───── DATA FOR PROCESSING

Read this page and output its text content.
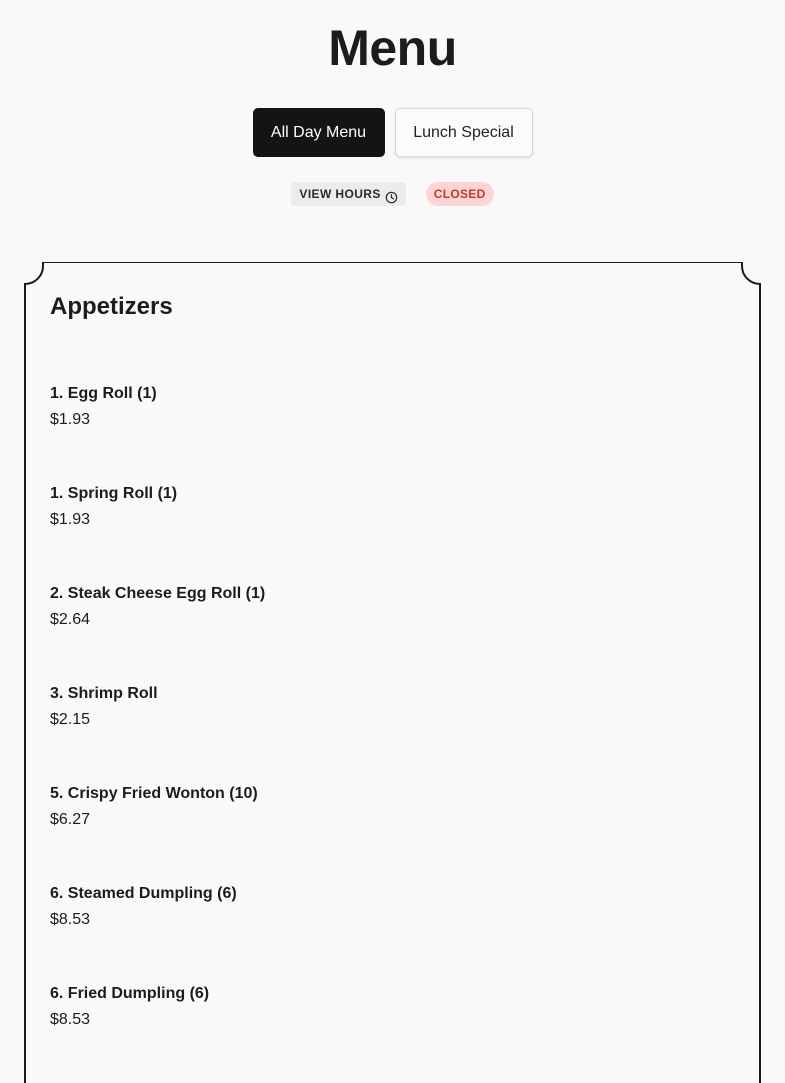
Menu
All Day Menu	Lunch Special
VIEW HOURS	CLOSED
Appetizers
1. Egg Roll (1)
$1.93
1. Spring Roll (1)
$1.93
2. Steak Cheese Egg Roll (1)
$2.64
3. Shrimp Roll
$2.15
5. Crispy Fried Wonton (10)
$6.27
6. Steamed Dumpling (6)
$8.53
6. Fried Dumpling (6)
$8.53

──────────

WRITTEN INSTRUCTION: In the entries above, identify each line that includes the string "Dumpling", then copy it.

THE RESULT:
6. Steamed Dumpling (6)
6. Fried Dumpling (6)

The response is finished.